* **What you need to do**:
Copy every line of the data that contains the string "highest".

▶

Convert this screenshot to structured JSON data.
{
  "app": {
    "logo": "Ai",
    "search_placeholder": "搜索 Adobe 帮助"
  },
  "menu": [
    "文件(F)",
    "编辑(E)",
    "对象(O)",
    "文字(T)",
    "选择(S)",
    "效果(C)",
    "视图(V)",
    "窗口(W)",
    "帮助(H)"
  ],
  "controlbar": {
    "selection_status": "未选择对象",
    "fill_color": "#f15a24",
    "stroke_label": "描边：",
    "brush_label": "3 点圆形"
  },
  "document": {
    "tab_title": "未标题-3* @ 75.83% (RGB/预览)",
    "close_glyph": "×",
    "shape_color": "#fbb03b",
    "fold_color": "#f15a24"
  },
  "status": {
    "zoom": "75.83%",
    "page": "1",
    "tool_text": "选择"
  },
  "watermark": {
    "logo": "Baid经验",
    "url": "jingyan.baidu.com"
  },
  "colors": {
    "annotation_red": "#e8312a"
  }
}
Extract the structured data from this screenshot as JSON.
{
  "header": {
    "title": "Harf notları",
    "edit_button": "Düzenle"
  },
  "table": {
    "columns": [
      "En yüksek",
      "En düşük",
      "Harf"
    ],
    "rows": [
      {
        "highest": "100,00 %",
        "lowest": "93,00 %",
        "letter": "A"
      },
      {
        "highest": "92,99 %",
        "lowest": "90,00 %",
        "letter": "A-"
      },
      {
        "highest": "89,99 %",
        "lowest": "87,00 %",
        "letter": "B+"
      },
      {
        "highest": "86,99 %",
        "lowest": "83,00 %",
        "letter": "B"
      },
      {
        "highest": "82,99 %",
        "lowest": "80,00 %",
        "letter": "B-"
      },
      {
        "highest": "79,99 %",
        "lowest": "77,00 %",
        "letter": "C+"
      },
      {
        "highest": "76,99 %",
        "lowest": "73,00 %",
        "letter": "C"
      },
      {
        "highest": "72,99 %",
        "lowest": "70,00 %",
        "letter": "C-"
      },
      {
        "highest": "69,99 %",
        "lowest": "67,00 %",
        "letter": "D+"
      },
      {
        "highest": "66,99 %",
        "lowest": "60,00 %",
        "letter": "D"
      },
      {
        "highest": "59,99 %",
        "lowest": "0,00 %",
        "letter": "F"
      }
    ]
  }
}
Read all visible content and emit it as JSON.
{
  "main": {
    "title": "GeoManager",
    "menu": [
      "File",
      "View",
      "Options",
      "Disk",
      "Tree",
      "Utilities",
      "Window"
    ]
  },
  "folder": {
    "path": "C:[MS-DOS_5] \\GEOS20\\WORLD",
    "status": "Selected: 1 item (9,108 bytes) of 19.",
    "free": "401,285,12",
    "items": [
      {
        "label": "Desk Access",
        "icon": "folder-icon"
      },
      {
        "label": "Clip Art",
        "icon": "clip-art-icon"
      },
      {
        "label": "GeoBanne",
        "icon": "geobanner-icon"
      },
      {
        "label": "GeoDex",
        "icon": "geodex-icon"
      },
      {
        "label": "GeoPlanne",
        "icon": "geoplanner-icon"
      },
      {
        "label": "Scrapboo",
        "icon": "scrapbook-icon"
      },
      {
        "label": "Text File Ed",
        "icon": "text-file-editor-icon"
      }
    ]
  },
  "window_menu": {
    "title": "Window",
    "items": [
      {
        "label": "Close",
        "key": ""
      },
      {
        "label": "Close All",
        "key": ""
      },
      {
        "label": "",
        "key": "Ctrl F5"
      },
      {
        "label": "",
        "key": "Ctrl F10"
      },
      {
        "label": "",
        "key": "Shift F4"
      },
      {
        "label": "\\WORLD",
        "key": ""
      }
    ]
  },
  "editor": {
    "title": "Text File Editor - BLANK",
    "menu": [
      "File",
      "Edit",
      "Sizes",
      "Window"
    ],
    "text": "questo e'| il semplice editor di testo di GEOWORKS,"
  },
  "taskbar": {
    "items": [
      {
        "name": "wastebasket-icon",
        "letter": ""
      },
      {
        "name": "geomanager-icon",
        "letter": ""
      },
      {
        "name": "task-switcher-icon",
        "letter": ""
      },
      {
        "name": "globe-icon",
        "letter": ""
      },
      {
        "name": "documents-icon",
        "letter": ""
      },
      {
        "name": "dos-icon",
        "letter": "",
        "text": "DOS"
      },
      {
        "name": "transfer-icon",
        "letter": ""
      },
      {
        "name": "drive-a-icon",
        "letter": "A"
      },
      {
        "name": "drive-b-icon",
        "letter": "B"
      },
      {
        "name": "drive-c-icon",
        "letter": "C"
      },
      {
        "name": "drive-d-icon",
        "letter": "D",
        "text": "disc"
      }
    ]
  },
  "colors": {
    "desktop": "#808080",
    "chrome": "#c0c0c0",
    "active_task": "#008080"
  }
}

◀

* **Complete answer**:
        "highest": "100,00 %",
        "highest": "92,99 %",
        "highest": "89,99 %",
        "highest": "86,99 %",
        "highest": "82,99 %",
        "highest": "79,99 %",
        "highest": "76,99 %",
        "highest": "72,99 %",
        "highest": "69,99 %",
        "highest": "66,99 %",
        "highest": "59,99 %",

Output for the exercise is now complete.